Written exercise
Only a number is expected: how many lines in the data below contain the word "Backup".

--- START Excerpted data ---

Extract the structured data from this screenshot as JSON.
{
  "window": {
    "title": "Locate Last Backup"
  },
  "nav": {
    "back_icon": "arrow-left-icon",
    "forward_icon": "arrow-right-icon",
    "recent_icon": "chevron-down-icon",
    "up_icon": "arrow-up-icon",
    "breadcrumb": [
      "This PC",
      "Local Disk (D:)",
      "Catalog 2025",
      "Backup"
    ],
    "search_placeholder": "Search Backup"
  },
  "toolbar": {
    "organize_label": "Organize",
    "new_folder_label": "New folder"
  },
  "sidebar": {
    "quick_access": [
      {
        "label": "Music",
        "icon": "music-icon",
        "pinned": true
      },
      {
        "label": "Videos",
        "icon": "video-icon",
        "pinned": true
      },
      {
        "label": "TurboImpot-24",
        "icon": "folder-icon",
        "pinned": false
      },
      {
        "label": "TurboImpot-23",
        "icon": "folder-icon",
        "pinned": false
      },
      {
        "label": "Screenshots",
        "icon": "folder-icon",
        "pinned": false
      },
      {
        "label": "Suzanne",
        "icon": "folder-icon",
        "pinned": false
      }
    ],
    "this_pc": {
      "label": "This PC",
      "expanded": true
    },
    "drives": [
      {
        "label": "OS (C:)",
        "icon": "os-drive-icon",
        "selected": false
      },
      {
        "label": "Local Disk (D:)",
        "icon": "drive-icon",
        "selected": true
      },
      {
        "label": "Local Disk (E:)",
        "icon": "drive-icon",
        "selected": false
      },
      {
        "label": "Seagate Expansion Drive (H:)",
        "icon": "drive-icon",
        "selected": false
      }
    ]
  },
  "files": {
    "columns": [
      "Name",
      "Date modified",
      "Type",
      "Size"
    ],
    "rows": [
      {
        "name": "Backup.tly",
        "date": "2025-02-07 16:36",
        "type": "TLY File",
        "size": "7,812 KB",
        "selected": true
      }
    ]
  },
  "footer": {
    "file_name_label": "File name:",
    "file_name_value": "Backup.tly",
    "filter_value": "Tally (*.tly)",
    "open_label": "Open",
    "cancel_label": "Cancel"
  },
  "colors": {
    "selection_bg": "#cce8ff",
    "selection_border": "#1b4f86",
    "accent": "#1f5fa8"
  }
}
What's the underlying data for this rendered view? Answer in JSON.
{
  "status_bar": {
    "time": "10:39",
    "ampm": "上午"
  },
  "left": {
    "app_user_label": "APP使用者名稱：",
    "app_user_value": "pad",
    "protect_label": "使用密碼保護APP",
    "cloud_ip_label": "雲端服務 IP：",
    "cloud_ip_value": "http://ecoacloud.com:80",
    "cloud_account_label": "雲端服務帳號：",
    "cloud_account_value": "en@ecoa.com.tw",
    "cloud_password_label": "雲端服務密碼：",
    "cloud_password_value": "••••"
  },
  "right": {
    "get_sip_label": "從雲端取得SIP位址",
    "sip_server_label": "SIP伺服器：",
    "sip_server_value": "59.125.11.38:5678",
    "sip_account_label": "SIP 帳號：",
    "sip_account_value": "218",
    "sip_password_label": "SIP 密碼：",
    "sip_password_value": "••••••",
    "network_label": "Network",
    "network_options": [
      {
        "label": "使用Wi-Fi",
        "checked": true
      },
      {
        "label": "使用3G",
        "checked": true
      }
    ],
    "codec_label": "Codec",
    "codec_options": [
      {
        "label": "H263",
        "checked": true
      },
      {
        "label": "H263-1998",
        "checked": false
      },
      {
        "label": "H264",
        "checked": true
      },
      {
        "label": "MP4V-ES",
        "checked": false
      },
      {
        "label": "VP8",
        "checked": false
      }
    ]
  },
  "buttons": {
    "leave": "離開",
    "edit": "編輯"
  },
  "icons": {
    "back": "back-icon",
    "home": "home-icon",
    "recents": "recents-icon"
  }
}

--- END Excerpted data ---

Solution for this task
5